» Required task
Each entry must appear again exactly as it does in the source.

---- Given information

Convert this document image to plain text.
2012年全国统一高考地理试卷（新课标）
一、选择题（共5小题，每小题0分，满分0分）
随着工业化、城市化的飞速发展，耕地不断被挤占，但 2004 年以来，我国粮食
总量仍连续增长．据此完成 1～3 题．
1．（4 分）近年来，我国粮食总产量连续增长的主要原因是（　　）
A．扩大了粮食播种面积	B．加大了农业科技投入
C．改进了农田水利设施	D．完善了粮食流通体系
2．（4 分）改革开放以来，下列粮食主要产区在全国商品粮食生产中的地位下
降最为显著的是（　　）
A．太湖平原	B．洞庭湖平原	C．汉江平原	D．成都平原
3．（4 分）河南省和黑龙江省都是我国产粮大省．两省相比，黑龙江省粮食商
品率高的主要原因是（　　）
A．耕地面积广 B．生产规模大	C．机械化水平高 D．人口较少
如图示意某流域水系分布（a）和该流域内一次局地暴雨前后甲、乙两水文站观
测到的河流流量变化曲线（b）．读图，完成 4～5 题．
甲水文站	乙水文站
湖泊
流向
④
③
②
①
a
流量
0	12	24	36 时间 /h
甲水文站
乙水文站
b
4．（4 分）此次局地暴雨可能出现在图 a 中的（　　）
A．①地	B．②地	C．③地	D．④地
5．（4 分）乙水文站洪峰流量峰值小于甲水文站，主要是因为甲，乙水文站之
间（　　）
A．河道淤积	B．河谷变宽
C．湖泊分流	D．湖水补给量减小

--------

» Answer to this exercise
Convert this document image to plain text.
2012年全国统一高考地理试卷（新课标）
一、选择题（共5小题，每小题0分，满分0分）
随着工业化、城市化的飞速发展，耕地不断被挤占，但 2004 年以来，我国粮食
总量仍连续增长．据此完成 1～3 题．
1．（4 分）近年来，我国粮食总产量连续增长的主要原因是（　　）
A．扩大了粮食播种面积	B．加大了农业科技投入
C．改进了农田水利设施	D．完善了粮食流通体系
2．（4 分）改革开放以来，下列粮食主要产区在全国商品粮食生产中的地位下
降最为显著的是（　　）
A．太湖平原	B．洞庭湖平原	C．汉江平原	D．成都平原
3．（4 分）河南省和黑龙江省都是我国产粮大省．两省相比，黑龙江省粮食商
品率高的主要原因是（　　）
A．耕地面积广 B．生产规模大	C．机械化水平高 D．人口较少
如图示意某流域水系分布（a）和该流域内一次局地暴雨前后甲、乙两水文站观
测到的河流流量变化曲线（b）．读图，完成 4～5 题．
甲水文站	乙水文站
湖泊
流向
④
③
②
①
a
流量
0	12	24	36 时间 /h
甲水文站
乙水文站
b
4．（4 分）此次局地暴雨可能出现在图 a 中的（　　）
A．①地	B．②地	C．③地	D．④地
5．（4 分）乙水文站洪峰流量峰值小于甲水文站，主要是因为甲，乙水文站之
间（　　）
A．河道淤积	B．河谷变宽
C．湖泊分流	D．湖水补给量减小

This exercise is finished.